TASK OBJECTIVE:
Extract the full listing below without altering a single character.

INFORMATION PROVIDED:
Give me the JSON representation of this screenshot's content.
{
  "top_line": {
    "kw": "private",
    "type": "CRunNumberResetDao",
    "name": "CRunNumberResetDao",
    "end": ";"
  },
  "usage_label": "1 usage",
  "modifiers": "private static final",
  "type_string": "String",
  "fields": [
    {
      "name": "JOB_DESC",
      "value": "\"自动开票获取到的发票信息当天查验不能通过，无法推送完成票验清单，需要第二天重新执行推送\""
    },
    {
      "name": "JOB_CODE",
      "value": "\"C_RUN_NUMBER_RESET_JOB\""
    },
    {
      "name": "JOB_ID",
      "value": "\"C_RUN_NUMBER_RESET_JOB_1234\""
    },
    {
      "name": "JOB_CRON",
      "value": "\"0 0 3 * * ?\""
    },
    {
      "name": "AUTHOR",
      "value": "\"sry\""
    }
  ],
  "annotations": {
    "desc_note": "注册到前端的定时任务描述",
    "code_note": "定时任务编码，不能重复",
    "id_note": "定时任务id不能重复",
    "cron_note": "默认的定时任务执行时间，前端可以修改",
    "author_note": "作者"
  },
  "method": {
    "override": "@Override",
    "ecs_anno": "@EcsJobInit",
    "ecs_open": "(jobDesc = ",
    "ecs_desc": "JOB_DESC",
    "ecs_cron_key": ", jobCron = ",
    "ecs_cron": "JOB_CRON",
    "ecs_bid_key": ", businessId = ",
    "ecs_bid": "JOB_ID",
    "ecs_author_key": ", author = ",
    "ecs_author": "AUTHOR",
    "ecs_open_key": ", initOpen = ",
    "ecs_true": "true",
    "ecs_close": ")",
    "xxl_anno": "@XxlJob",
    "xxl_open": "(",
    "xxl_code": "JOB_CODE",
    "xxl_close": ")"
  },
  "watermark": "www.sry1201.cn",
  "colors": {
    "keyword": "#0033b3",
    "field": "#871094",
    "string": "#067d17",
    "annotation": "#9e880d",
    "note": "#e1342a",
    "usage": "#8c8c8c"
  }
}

ANSWER FOR THIS EXERCISE:
Give me the JSON representation of this screenshot's content.
{
  "top_line": {
    "kw": "private",
    "type": "CRunNumberResetDao",
    "name": "CRunNumberResetDao",
    "end": ";"
  },
  "usage_label": "1 usage",
  "modifiers": "private static final",
  "type_string": "String",
  "fields": [
    {
      "name": "JOB_DESC",
      "value": "\"自动开票获取到的发票信息当天查验不能通过，无法推送完成票验清单，需要第二天重新执行推送\""
    },
    {
      "name": "JOB_CODE",
      "value": "\"C_RUN_NUMBER_RESET_JOB\""
    },
    {
      "name": "JOB_ID",
      "value": "\"C_RUN_NUMBER_RESET_JOB_1234\""
    },
    {
      "name": "JOB_CRON",
      "value": "\"0 0 3 * * ?\""
    },
    {
      "name": "AUTHOR",
      "value": "\"sry\""
    }
  ],
  "annotations": {
    "desc_note": "注册到前端的定时任务描述",
    "code_note": "定时任务编码，不能重复",
    "id_note": "定时任务id不能重复",
    "cron_note": "默认的定时任务执行时间，前端可以修改",
    "author_note": "作者"
  },
  "method": {
    "override": "@Override",
    "ecs_anno": "@EcsJobInit",
    "ecs_open": "(jobDesc = ",
    "ecs_desc": "JOB_DESC",
    "ecs_cron_key": ", jobCron = ",
    "ecs_cron": "JOB_CRON",
    "ecs_bid_key": ", businessId = ",
    "ecs_bid": "JOB_ID",
    "ecs_author_key": ", author = ",
    "ecs_author": "AUTHOR",
    "ecs_open_key": ", initOpen = ",
    "ecs_true": "true",
    "ecs_close": ")",
    "xxl_anno": "@XxlJob",
    "xxl_open": "(",
    "xxl_code": "JOB_CODE",
    "xxl_close": ")"
  },
  "watermark": "www.sry1201.cn",
  "colors": {
    "keyword": "#0033b3",
    "field": "#871094",
    "string": "#067d17",
    "annotation": "#9e880d",
    "note": "#e1342a",
    "usage": "#8c8c8c"
  }
}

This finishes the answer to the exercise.